# Written problem
Gather from the listing below each line that includes the word "市市场监管局", and copy it.
START Given records
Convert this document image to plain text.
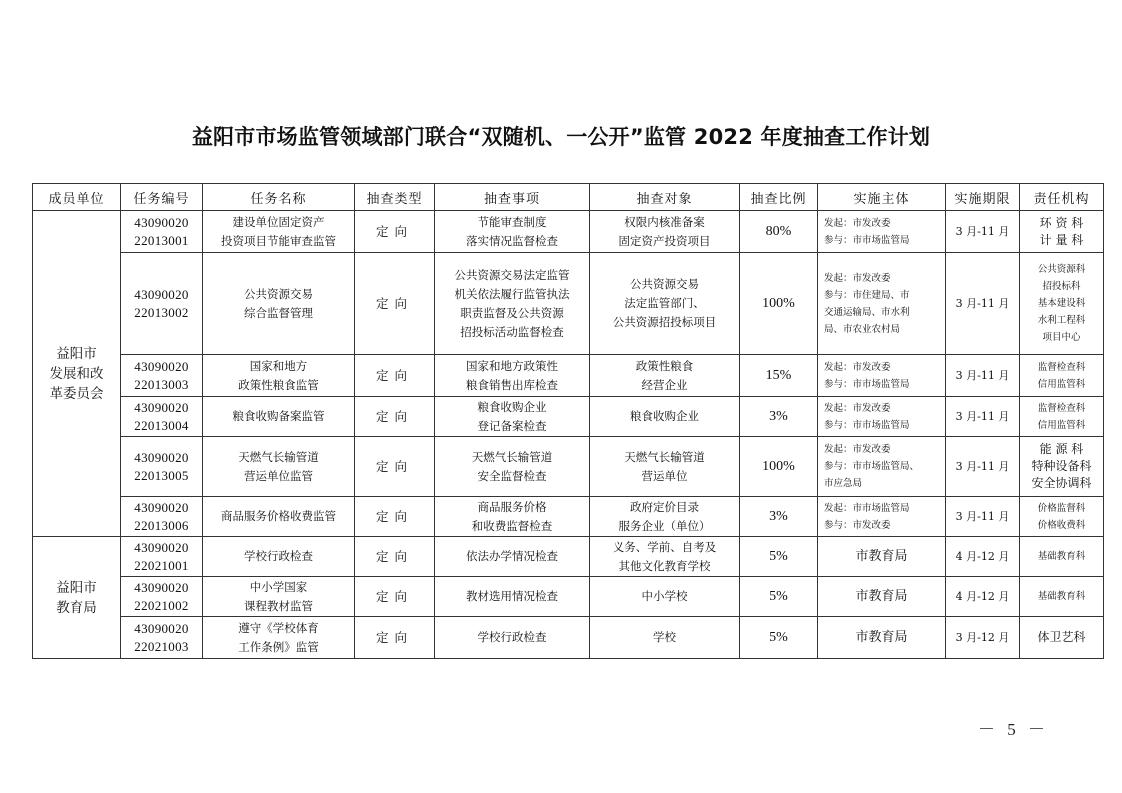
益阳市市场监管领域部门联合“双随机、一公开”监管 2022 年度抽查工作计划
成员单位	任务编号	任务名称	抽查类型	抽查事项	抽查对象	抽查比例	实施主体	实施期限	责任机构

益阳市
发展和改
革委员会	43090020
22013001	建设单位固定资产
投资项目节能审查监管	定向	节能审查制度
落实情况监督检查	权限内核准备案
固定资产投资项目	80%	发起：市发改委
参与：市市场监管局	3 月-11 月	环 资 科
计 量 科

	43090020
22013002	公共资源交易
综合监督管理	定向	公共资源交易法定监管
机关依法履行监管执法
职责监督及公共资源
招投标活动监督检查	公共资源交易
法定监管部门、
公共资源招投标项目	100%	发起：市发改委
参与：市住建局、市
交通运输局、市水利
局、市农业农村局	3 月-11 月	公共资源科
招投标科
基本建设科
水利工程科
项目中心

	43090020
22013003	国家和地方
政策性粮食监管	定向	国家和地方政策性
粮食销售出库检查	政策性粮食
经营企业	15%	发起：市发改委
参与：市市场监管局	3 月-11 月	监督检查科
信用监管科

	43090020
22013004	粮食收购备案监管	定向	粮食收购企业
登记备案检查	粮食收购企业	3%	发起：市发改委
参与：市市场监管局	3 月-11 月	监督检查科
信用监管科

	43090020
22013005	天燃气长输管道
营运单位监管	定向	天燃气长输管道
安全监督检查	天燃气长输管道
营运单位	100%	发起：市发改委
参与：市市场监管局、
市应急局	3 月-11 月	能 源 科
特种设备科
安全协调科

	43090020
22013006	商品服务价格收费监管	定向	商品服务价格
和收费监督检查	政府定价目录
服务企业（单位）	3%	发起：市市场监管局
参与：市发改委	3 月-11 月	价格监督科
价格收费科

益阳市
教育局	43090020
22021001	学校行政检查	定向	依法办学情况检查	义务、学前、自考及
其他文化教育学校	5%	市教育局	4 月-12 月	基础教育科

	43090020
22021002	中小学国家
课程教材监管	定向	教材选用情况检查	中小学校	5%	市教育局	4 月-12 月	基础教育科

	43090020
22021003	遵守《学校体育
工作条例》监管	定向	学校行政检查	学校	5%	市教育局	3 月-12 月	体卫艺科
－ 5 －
END Given records
START Given records
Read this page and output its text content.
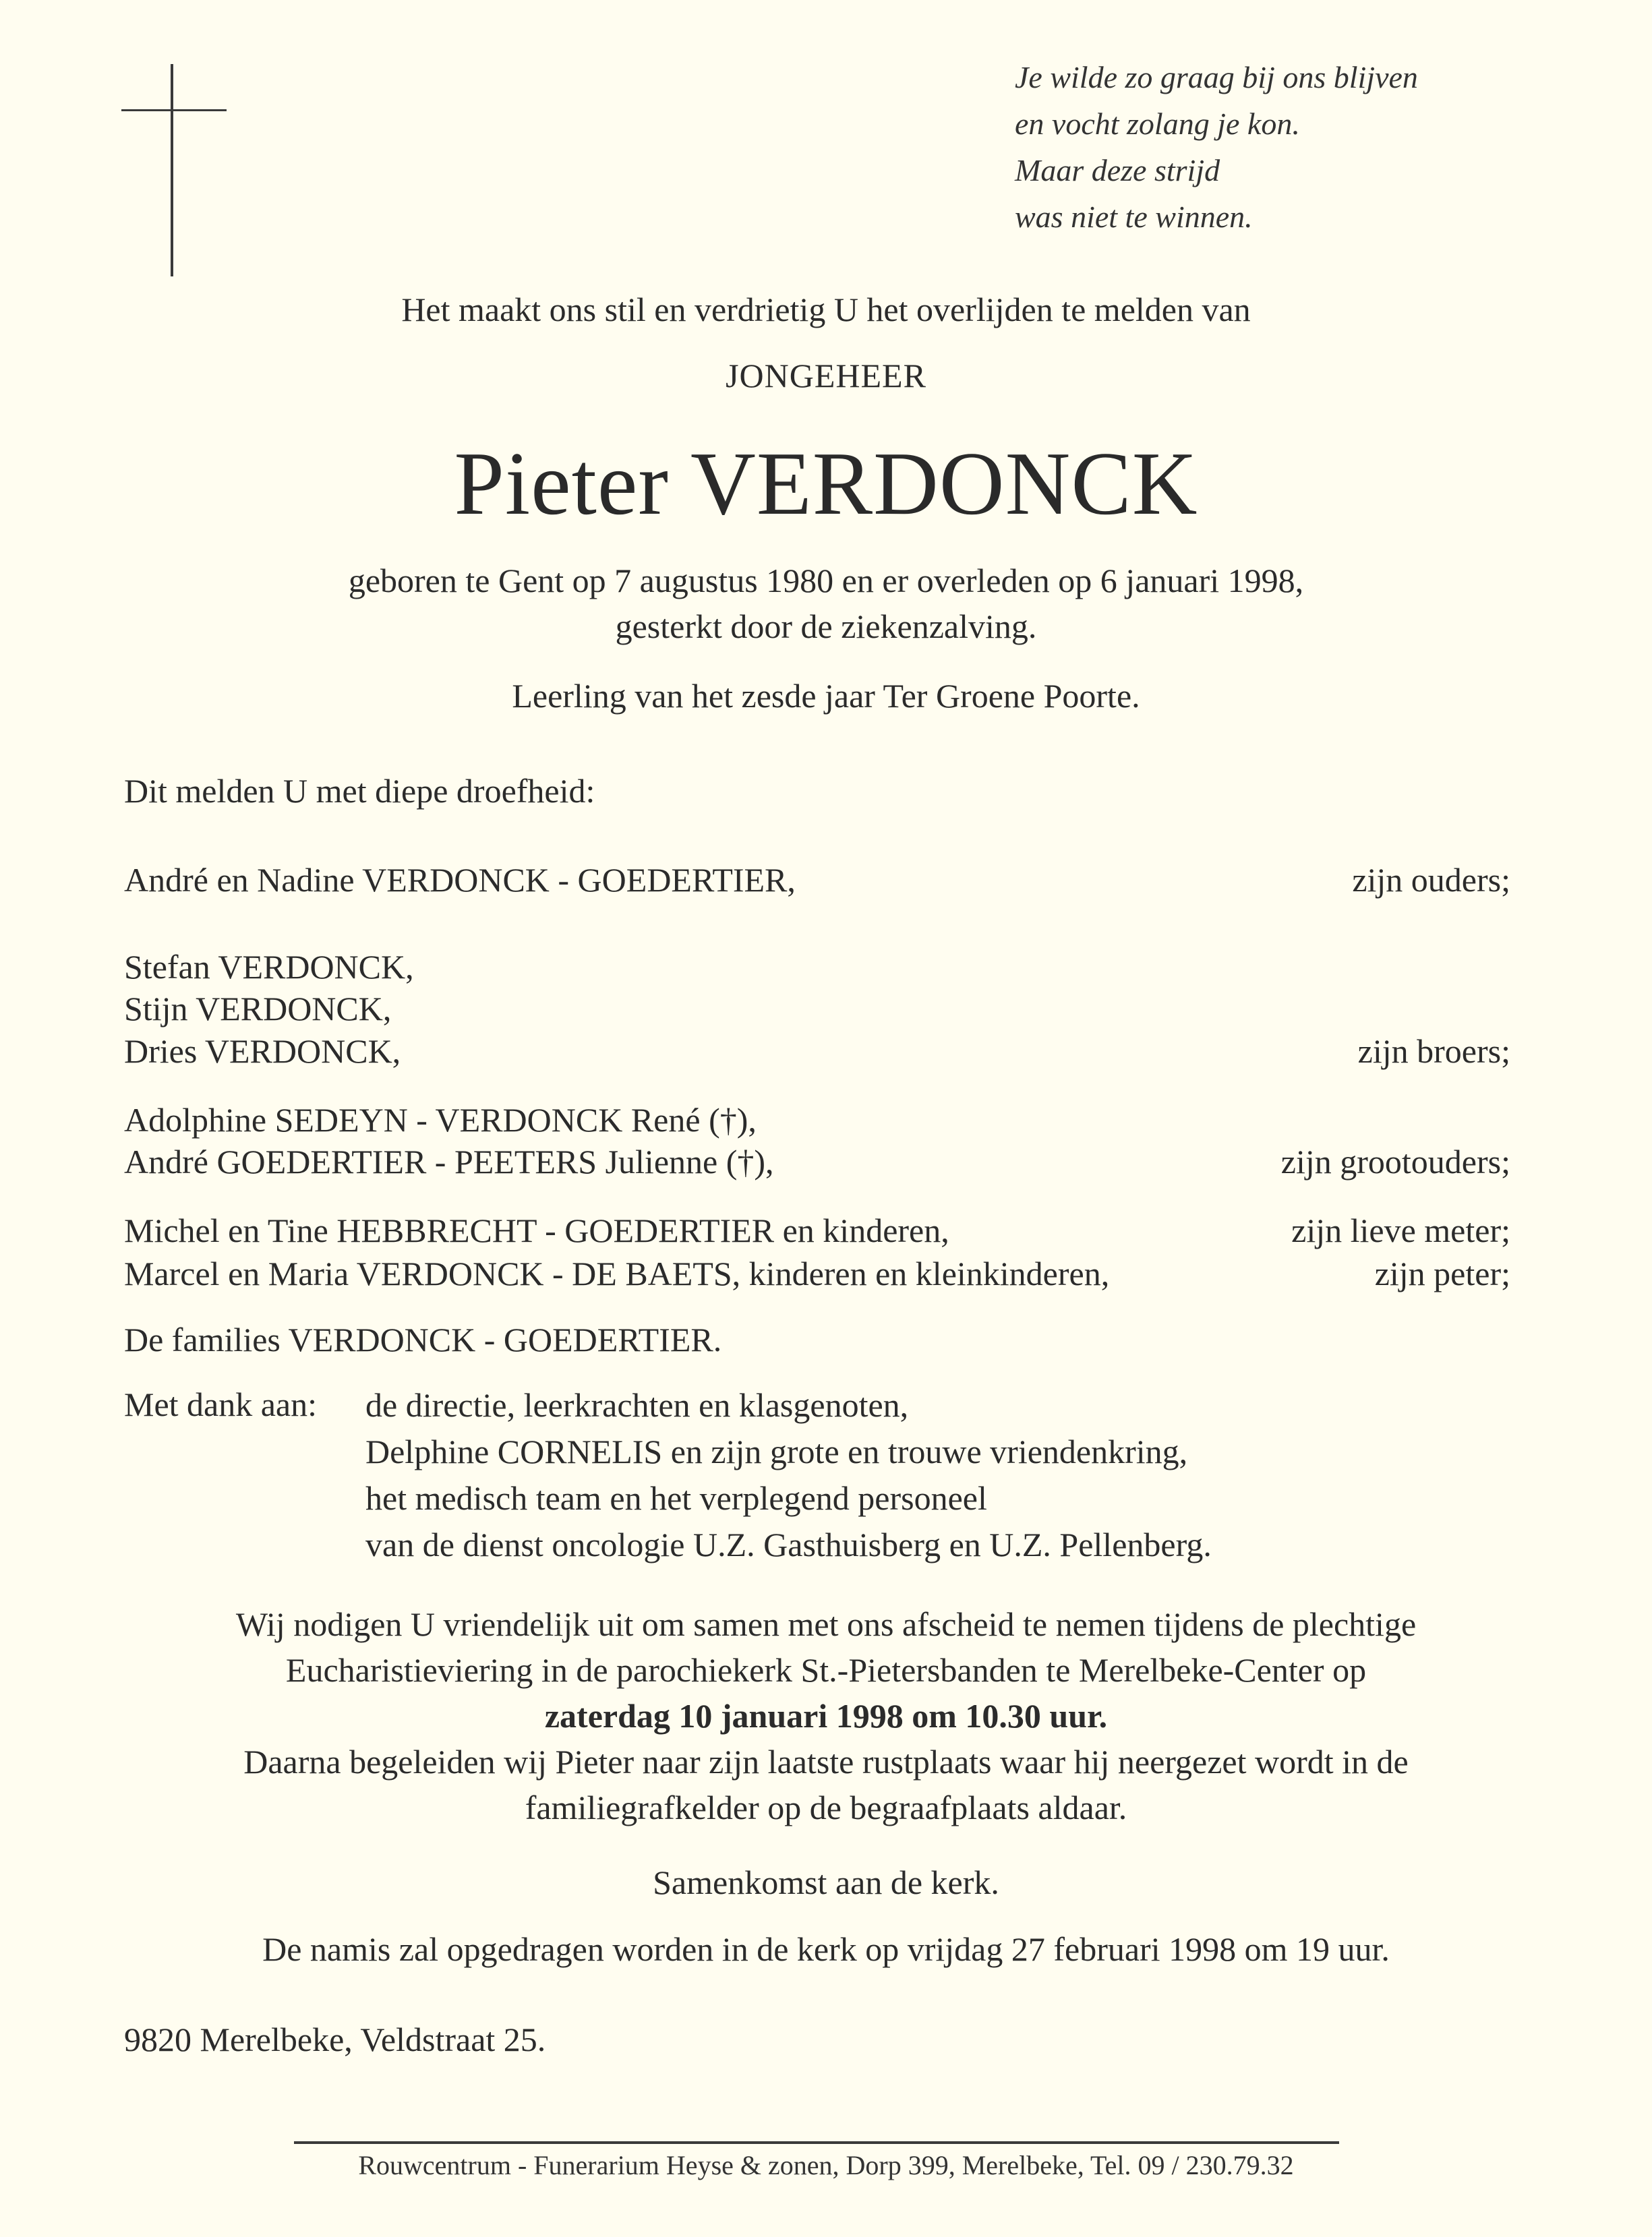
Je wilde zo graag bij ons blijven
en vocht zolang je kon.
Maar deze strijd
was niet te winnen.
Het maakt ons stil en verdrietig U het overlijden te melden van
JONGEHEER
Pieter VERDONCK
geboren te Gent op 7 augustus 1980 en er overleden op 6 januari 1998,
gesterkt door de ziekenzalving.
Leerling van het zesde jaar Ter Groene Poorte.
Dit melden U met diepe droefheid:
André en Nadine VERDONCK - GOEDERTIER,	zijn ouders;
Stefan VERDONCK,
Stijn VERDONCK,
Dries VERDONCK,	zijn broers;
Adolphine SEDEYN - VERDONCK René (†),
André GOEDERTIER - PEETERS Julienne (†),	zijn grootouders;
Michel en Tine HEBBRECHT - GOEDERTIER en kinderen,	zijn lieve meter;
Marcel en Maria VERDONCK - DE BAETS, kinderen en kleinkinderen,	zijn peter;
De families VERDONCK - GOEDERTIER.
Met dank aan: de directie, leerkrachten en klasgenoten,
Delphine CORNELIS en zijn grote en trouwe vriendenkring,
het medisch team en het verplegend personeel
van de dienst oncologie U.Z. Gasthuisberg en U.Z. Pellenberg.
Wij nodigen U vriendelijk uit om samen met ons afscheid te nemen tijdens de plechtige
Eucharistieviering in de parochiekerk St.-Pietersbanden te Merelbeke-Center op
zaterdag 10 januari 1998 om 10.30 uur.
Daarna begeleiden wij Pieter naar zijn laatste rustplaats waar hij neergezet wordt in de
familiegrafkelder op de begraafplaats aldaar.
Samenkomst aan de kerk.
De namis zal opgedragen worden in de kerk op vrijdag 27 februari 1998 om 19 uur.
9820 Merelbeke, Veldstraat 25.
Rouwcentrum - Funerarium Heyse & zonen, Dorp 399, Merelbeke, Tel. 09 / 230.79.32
END Given records
START Given records
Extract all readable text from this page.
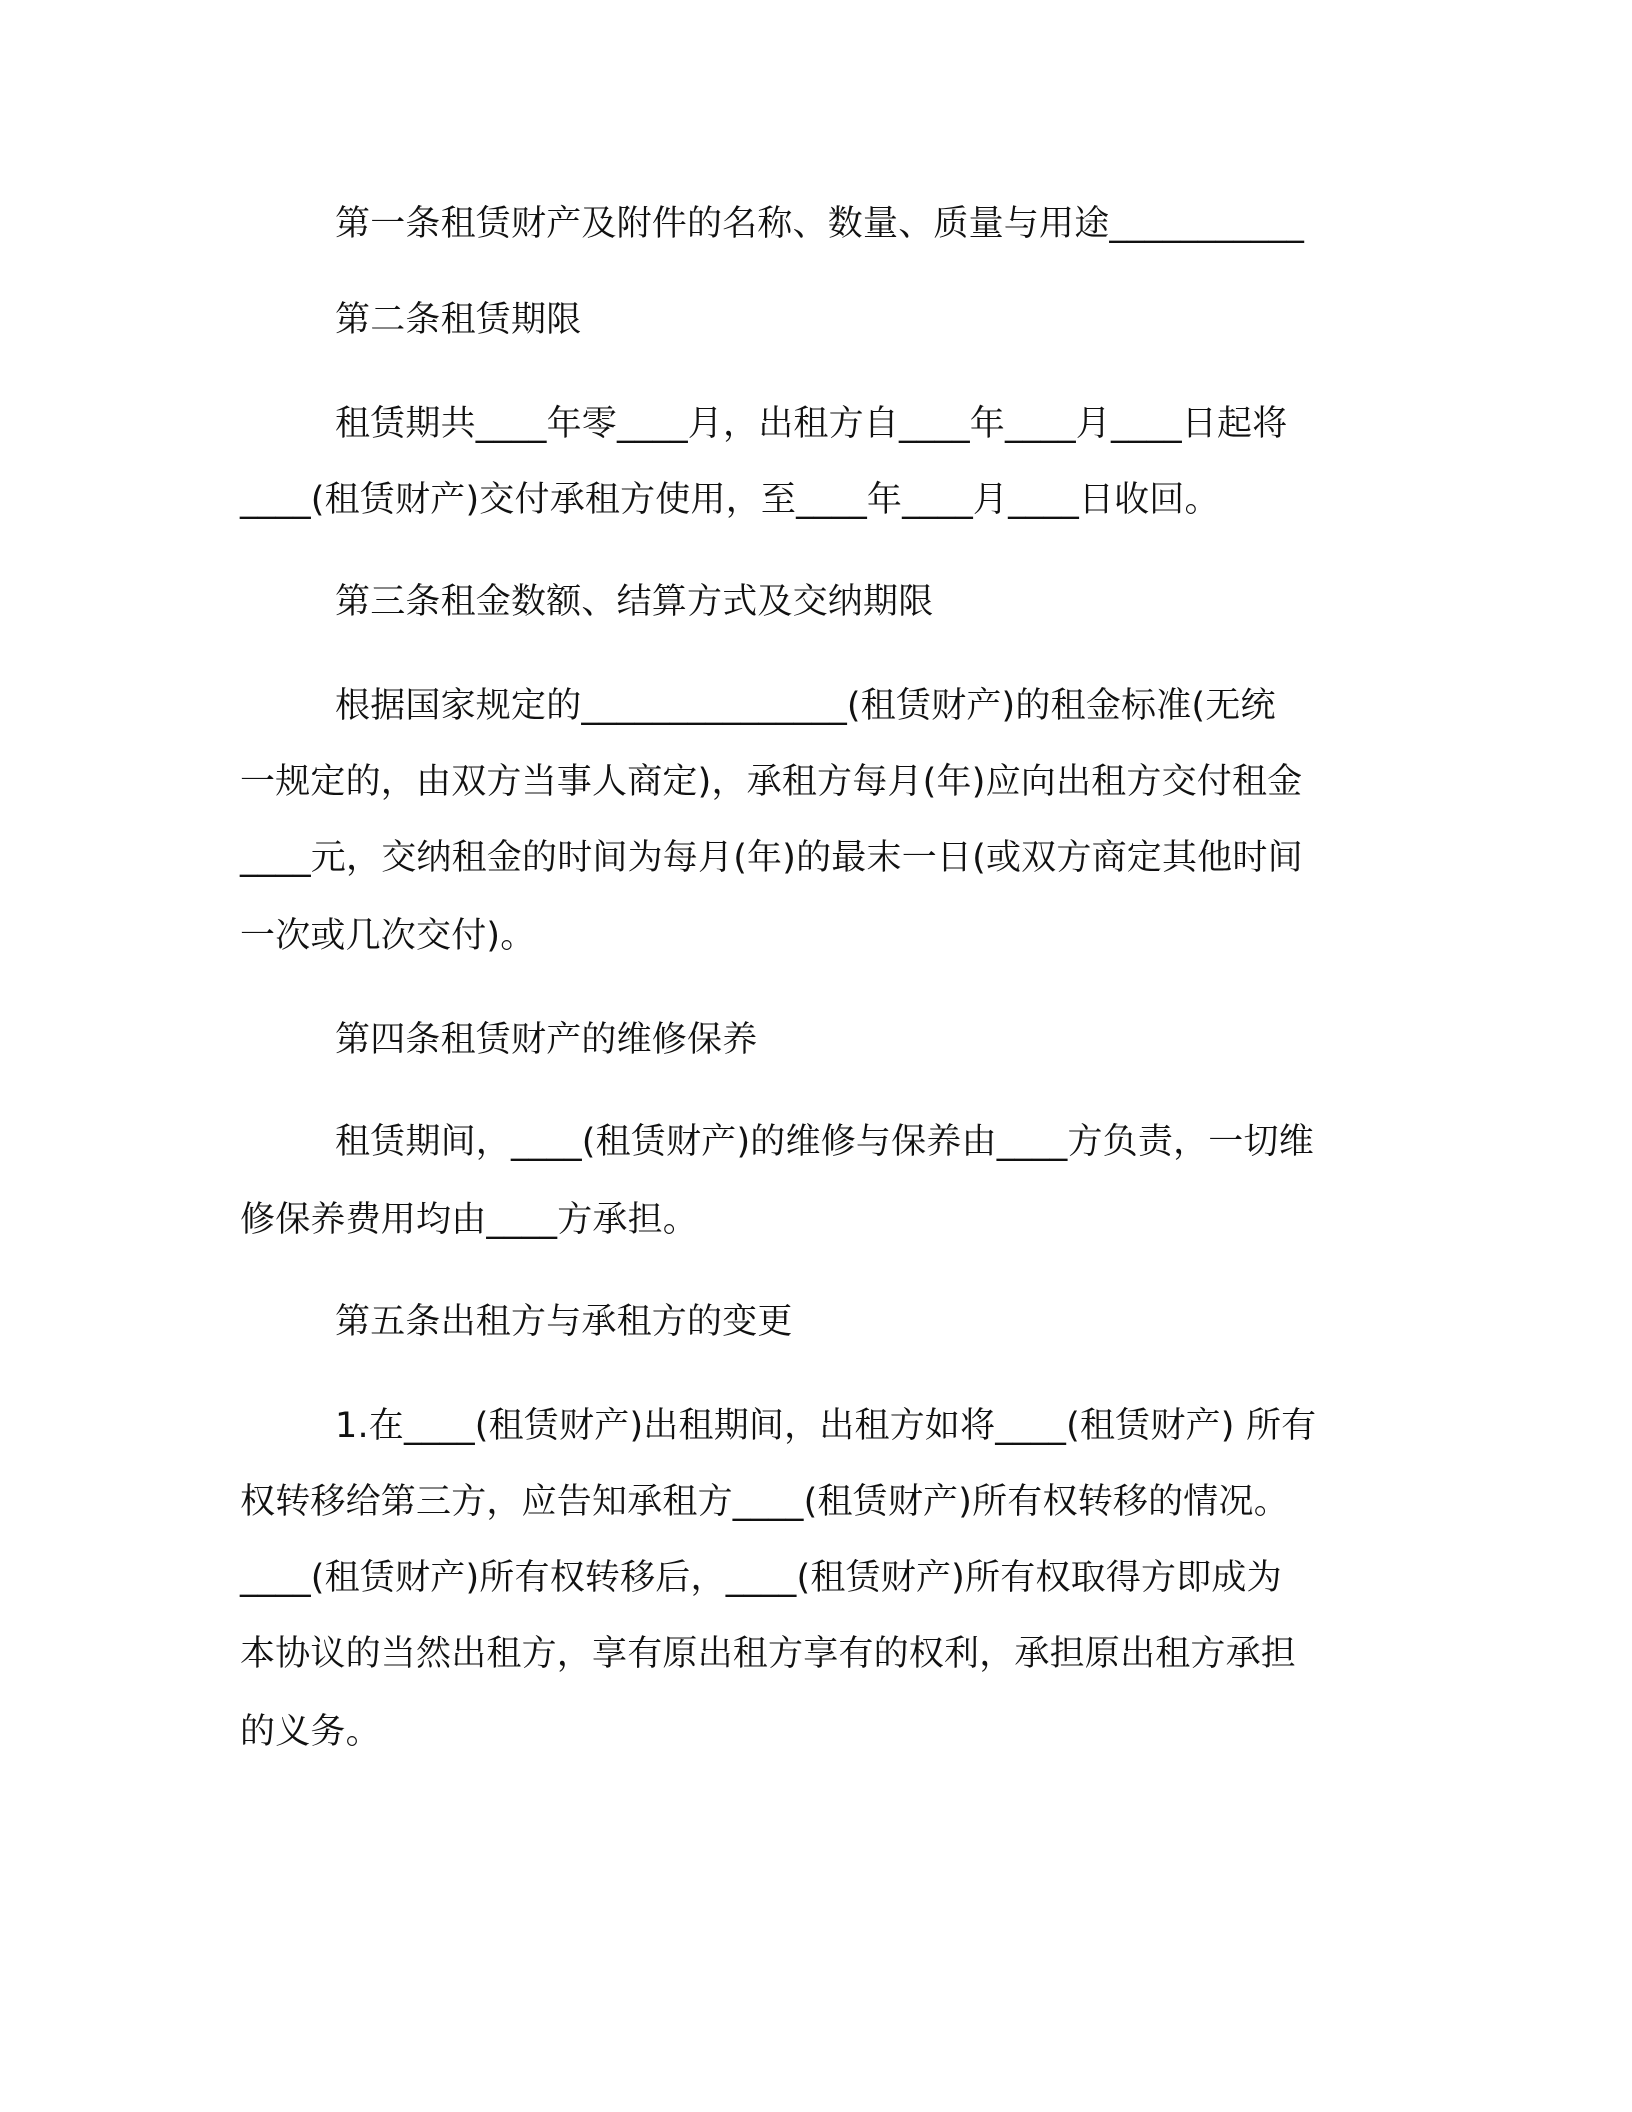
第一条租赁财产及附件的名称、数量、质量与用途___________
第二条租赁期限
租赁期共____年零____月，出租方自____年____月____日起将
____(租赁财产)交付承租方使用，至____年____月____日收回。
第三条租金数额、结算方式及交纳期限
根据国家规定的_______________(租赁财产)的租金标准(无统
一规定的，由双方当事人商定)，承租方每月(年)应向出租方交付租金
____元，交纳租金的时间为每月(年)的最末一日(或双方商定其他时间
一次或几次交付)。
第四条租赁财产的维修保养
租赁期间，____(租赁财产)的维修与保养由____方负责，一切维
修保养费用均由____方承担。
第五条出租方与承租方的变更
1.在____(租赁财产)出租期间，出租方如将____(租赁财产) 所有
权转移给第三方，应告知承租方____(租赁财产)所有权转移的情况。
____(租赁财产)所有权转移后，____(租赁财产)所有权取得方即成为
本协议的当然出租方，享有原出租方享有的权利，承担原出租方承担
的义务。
END Given records
# Exercise response
参与：市市场监管局	3 月-11 月	环 资 科
参与：市市场监管局	3 月-11 月	监督检查科
参与：市市场监管局	3 月-11 月	监督检查科
参与：市市场监管局、
服务企业（单位）	3%	发起：市市场监管局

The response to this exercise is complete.